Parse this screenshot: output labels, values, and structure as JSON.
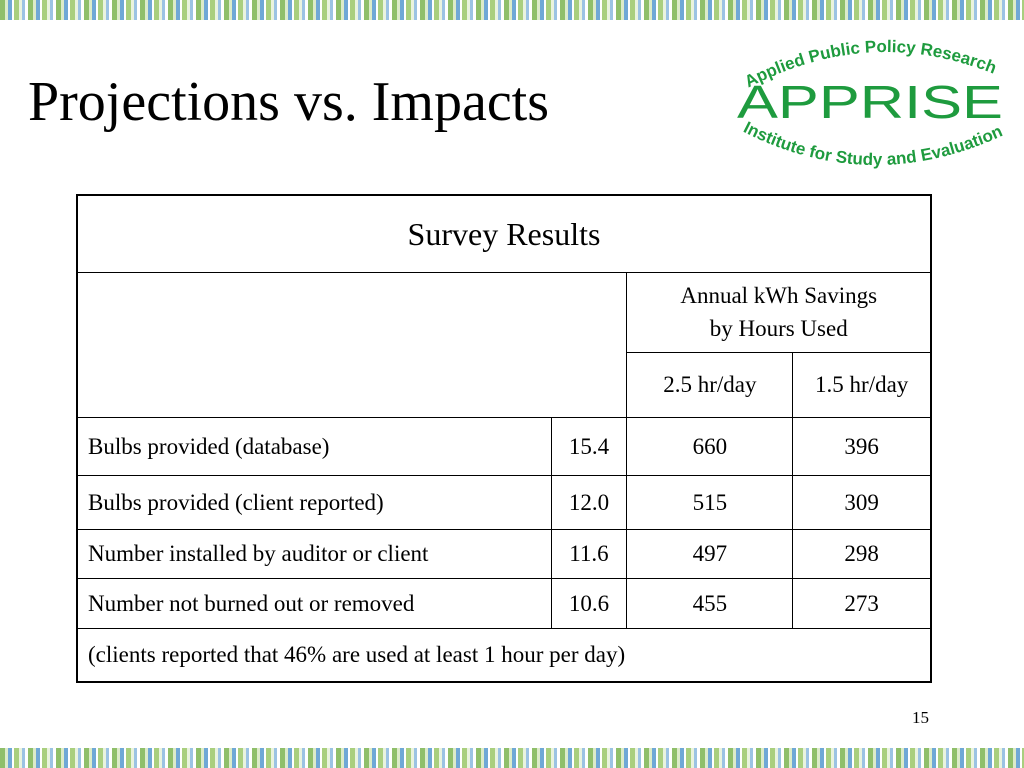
{
  "slide": {
    "title": "Projections vs. Impacts",
    "page_number": "15"
  },
  "logo": {
    "top_text": "Applied Public Policy Research",
    "main_text": "APPRISE",
    "bottom_text": "Institute for Study and Evaluation",
    "color": "#1e9b3e"
  },
  "table": {
    "caption": "Survey Results",
    "group_header": [
      "Annual kWh Savings",
      "by Hours Used"
    ],
    "subheaders": [
      "2.5 hr/day",
      "1.5 hr/day"
    ],
    "rows": [
      {
        "label": "Bulbs provided (database)",
        "count": "15.4",
        "kwh_25": "660",
        "kwh_15": "396"
      },
      {
        "label": "Bulbs provided (client reported)",
        "count": "12.0",
        "kwh_25": "515",
        "kwh_15": "309"
      },
      {
        "label": "Number installed by auditor or client",
        "count": "11.6",
        "kwh_25": "497",
        "kwh_15": "298"
      },
      {
        "label": "Number not burned out or removed",
        "count": "10.6",
        "kwh_25": "455",
        "kwh_15": "273"
      }
    ],
    "footnote": "(clients reported that 46% are used at least 1 hour per day)"
  }
}
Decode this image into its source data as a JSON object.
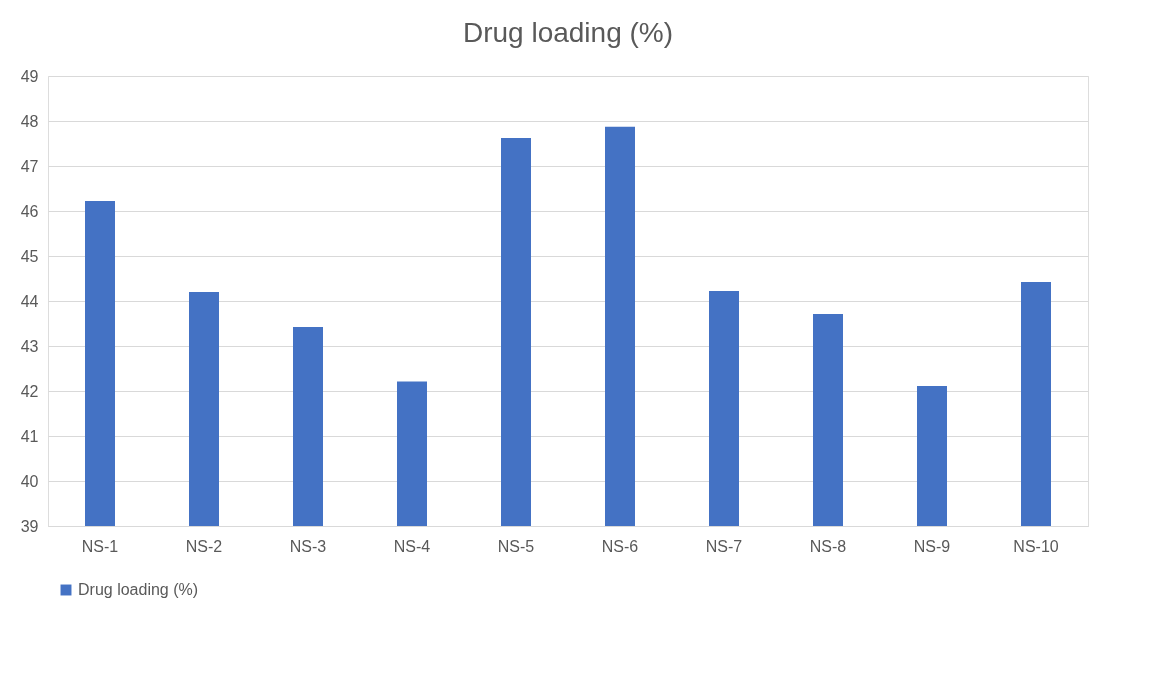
{
  "chart_data": {
    "type": "bar",
    "title": "Drug loading (%)",
    "categories": [
      "NS-1",
      "NS-2",
      "NS-3",
      "NS-4",
      "NS-5",
      "NS-6",
      "NS-7",
      "NS-8",
      "NS-9",
      "NS-10"
    ],
    "series": [
      {
        "name": "Drug loading (%)",
        "color": "#4472c4",
        "values": [
          46.22,
          44.2,
          43.42,
          42.21,
          47.62,
          47.87,
          44.22,
          43.71,
          42.11,
          44.42
        ]
      }
    ],
    "ylim": [
      39,
      49
    ],
    "yticks": [
      39,
      40,
      41,
      42,
      43,
      44,
      45,
      46,
      47,
      48,
      49
    ],
    "grid": "y",
    "legend": "bottom"
  }
}
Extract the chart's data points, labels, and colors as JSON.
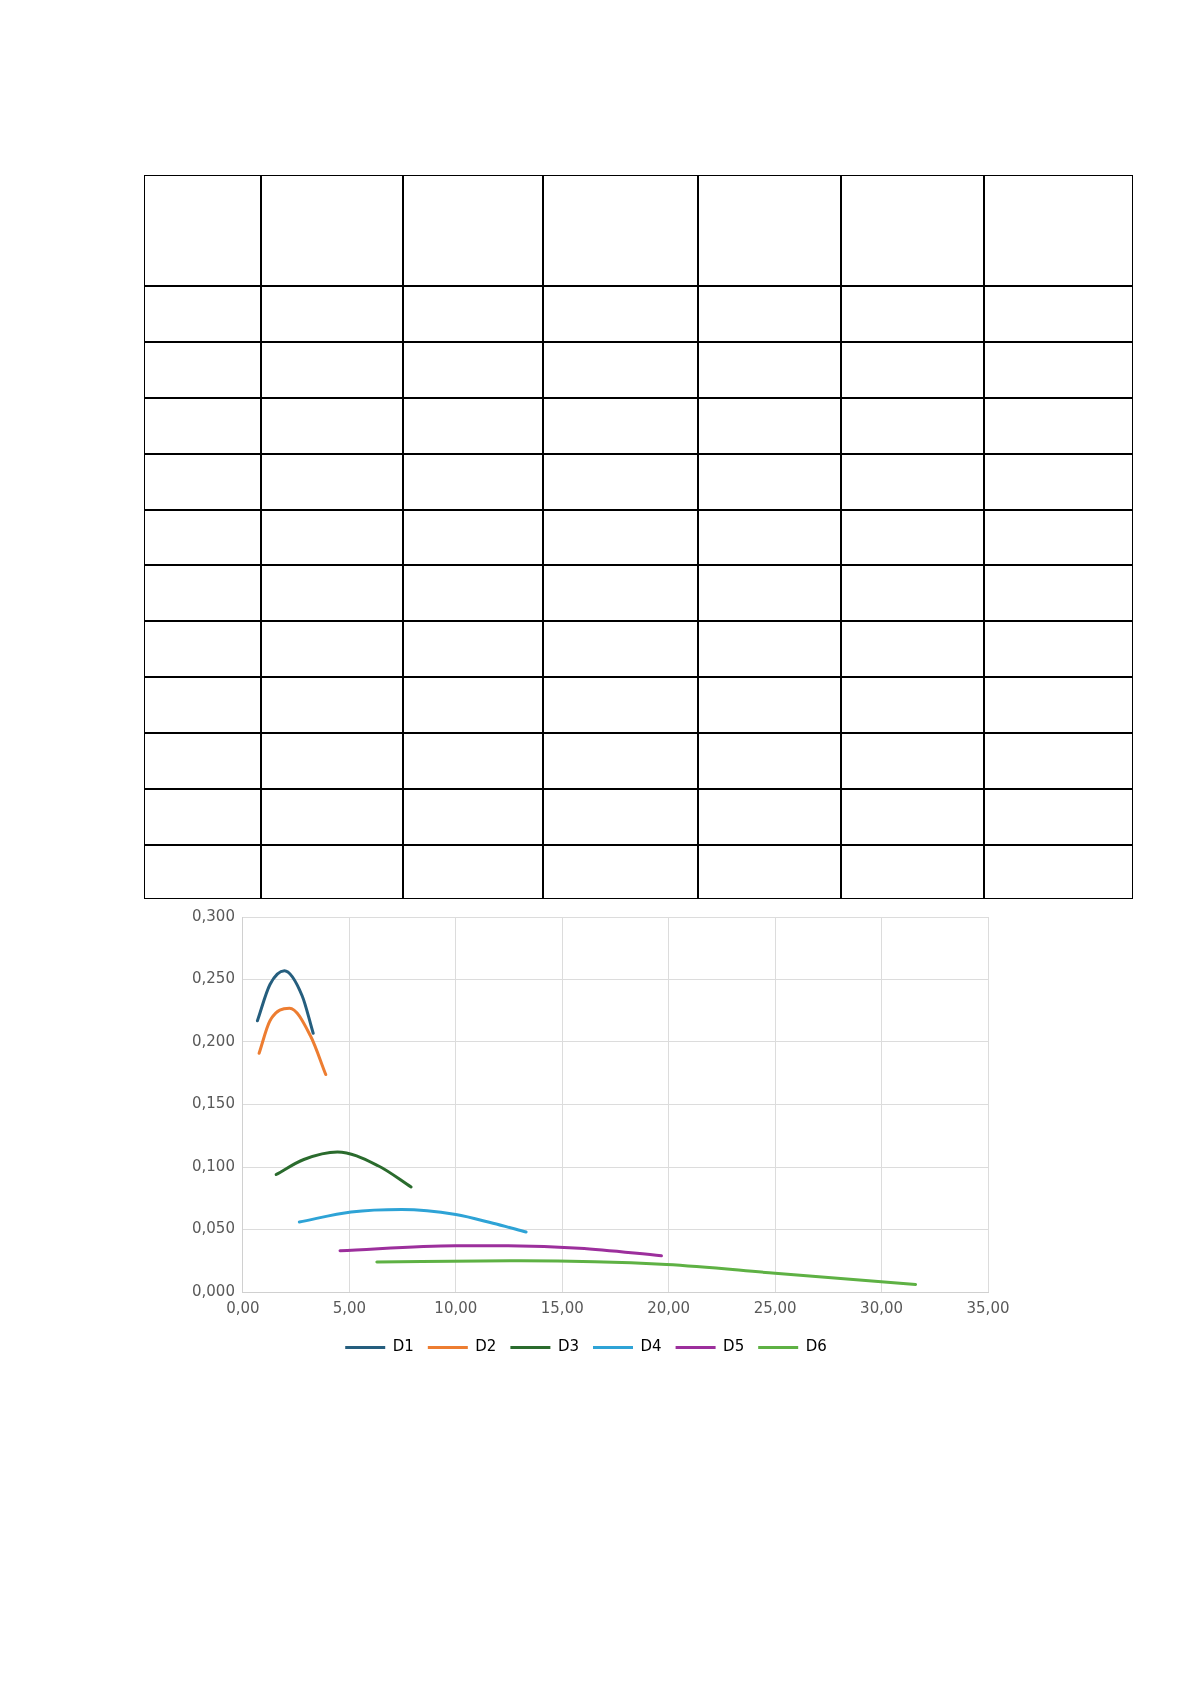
{
  "chart_data": {
    "type": "line",
    "series": [
      {
        "name": "D1",
        "color": "#255e7e",
        "x": [
          0.68,
          1.27,
          1.95,
          2.78,
          3.3
        ],
        "values": [
          0.217,
          0.246,
          0.257,
          0.237,
          0.207
        ]
      },
      {
        "name": "D2",
        "color": "#ed7d31",
        "x": [
          0.76,
          1.27,
          2.19,
          3.17,
          3.89
        ],
        "values": [
          0.191,
          0.217,
          0.227,
          0.205,
          0.174
        ]
      },
      {
        "name": "D3",
        "color": "#2a6b2d",
        "x": [
          1.56,
          2.86,
          4.44,
          6.35,
          7.9
        ],
        "values": [
          0.094,
          0.106,
          0.112,
          0.101,
          0.084
        ]
      },
      {
        "name": "D4",
        "color": "#2ea3d6",
        "x": [
          2.65,
          5.08,
          7.46,
          10.0,
          11.75,
          13.3
        ],
        "values": [
          0.056,
          0.064,
          0.066,
          0.062,
          0.055,
          0.048
        ]
      },
      {
        "name": "D5",
        "color": "#9c2f9c",
        "x": [
          4.56,
          9.98,
          11.8,
          15.8,
          19.66
        ],
        "values": [
          0.033,
          0.037,
          0.037,
          0.035,
          0.029
        ]
      },
      {
        "name": "D6",
        "color": "#5eb144",
        "x": [
          6.29,
          13.04,
          19.9,
          25.0,
          31.6
        ],
        "values": [
          0.024,
          0.025,
          0.022,
          0.015,
          0.006
        ]
      }
    ],
    "xlim": [
      0,
      35
    ],
    "xticks": [
      {
        "value": 0,
        "label": "0,00"
      },
      {
        "value": 5,
        "label": "5,00"
      },
      {
        "value": 10,
        "label": "10,00"
      },
      {
        "value": 15,
        "label": "15,00"
      },
      {
        "value": 20,
        "label": "20,00"
      },
      {
        "value": 25,
        "label": "25,00"
      },
      {
        "value": 30,
        "label": "30,00"
      },
      {
        "value": 35,
        "label": "35,00"
      }
    ],
    "ylim": [
      0,
      0.3
    ],
    "yticks": [
      {
        "value": 0,
        "label": "0,000"
      },
      {
        "value": 0.05,
        "label": "0,050"
      },
      {
        "value": 0.1,
        "label": "0,100"
      },
      {
        "value": 0.15,
        "label": "0,150"
      },
      {
        "value": 0.2,
        "label": "0,200"
      },
      {
        "value": 0.25,
        "label": "0,250"
      },
      {
        "value": 0.3,
        "label": "0,300"
      }
    ],
    "grid": true,
    "legend": "bottom",
    "marker": "none",
    "line_style": "solid"
  }
}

__Do this__: Quote the material in full and exactly; do not carry over its pictures.

__Solution__:
Parse this screenshot: output labels, values, and structure as JSON.
{
  "slide": {
    "title": "Projections vs. Impacts",
    "page_number": "15"
  },
  "logo": {
    "top_text": "Applied Public Policy Research",
    "main_text": "APPRISE",
    "bottom_text": "Institute for Study and Evaluation",
    "color": "#1e9b3e"
  },
  "table": {
    "caption": "Survey Results",
    "group_header": [
      "Annual kWh Savings",
      "by Hours Used"
    ],
    "subheaders": [
      "2.5 hr/day",
      "1.5 hr/day"
    ],
    "rows": [
      {
        "label": "Bulbs provided (database)",
        "count": "15.4",
        "kwh_25": "660",
        "kwh_15": "396"
      },
      {
        "label": "Bulbs provided (client reported)",
        "count": "12.0",
        "kwh_25": "515",
        "kwh_15": "309"
      },
      {
        "label": "Number installed by auditor or client",
        "count": "11.6",
        "kwh_25": "497",
        "kwh_15": "298"
      },
      {
        "label": "Number not burned out or removed",
        "count": "10.6",
        "kwh_25": "455",
        "kwh_15": "273"
      }
    ],
    "footnote": "(clients reported that 46% are used at least 1 hour per day)"
  }
}
Decode this image into its source data as a JSON object.
{
  "chart_data": {
    "type": "bar",
    "title": "Drug loading (%)",
    "categories": [
      "NS-1",
      "NS-2",
      "NS-3",
      "NS-4",
      "NS-5",
      "NS-6",
      "NS-7",
      "NS-8",
      "NS-9",
      "NS-10"
    ],
    "series": [
      {
        "name": "Drug loading (%)",
        "color": "#4472c4",
        "values": [
          46.22,
          44.2,
          43.42,
          42.21,
          47.62,
          47.87,
          44.22,
          43.71,
          42.11,
          44.42
        ]
      }
    ],
    "ylim": [
      39,
      49
    ],
    "yticks": [
      39,
      40,
      41,
      42,
      43,
      44,
      45,
      46,
      47,
      48,
      49
    ],
    "grid": "y",
    "legend": "bottom"
  }
}
Extract the chart's data points, labels, and colors as JSON.
{
  "chart_data": {
    "type": "line",
    "series": [
      {
        "name": "D1",
        "color": "#255e7e",
        "x": [
          0.68,
          1.27,
          1.95,
          2.78,
          3.3
        ],
        "values": [
          0.217,
          0.246,
          0.257,
          0.237,
          0.207
        ]
      },
      {
        "name": "D2",
        "color": "#ed7d31",
        "x": [
          0.76,
          1.27,
          2.19,
          3.17,
          3.89
        ],
        "values": [
          0.191,
          0.217,
          0.227,
          0.205,
          0.174
        ]
      },
      {
        "name": "D3",
        "color": "#2a6b2d",
        "x": [
          1.56,
          2.86,
          4.44,
          6.35,
          7.9
        ],
        "values": [
          0.094,
          0.106,
          0.112,
          0.101,
          0.084
        ]
      },
      {
        "name": "D4",
        "color": "#2ea3d6",
        "x": [
          2.65,
          5.08,
          7.46,
          10.0,
          11.75,
          13.3
        ],
        "values": [
          0.056,
          0.064,
          0.066,
          0.062,
          0.055,
          0.048
        ]
      },
      {
        "name": "D5",
        "color": "#9c2f9c",
        "x": [
          4.56,
          9.98,
          11.8,
          15.8,
          19.66
        ],
        "values": [
          0.033,
          0.037,
          0.037,
          0.035,
          0.029
        ]
      },
      {
        "name": "D6",
        "color": "#5eb144",
        "x": [
          6.29,
          13.04,
          19.9,
          25.0,
          31.6
        ],
        "values": [
          0.024,
          0.025,
          0.022,
          0.015,
          0.006
        ]
      }
    ],
    "xlim": [
      0,
      35
    ],
    "xticks": [
      {
        "value": 0,
        "label": "0,00"
      },
      {
        "value": 5,
        "label": "5,00"
      },
      {
        "value": 10,
        "label": "10,00"
      },
      {
        "value": 15,
        "label": "15,00"
      },
      {
        "value": 20,
        "label": "20,00"
      },
      {
        "value": 25,
        "label": "25,00"
      },
      {
        "value": 30,
        "label": "30,00"
      },
      {
        "value": 35,
        "label": "35,00"
      }
    ],
    "ylim": [
      0,
      0.3
    ],
    "yticks": [
      {
        "value": 0,
        "label": "0,000"
      },
      {
        "value": 0.05,
        "label": "0,050"
      },
      {
        "value": 0.1,
        "label": "0,100"
      },
      {
        "value": 0.15,
        "label": "0,150"
      },
      {
        "value": 0.2,
        "label": "0,200"
      },
      {
        "value": 0.25,
        "label": "0,250"
      },
      {
        "value": 0.3,
        "label": "0,300"
      }
    ],
    "grid": true,
    "legend": "bottom",
    "marker": "none",
    "line_style": "solid"
  }
}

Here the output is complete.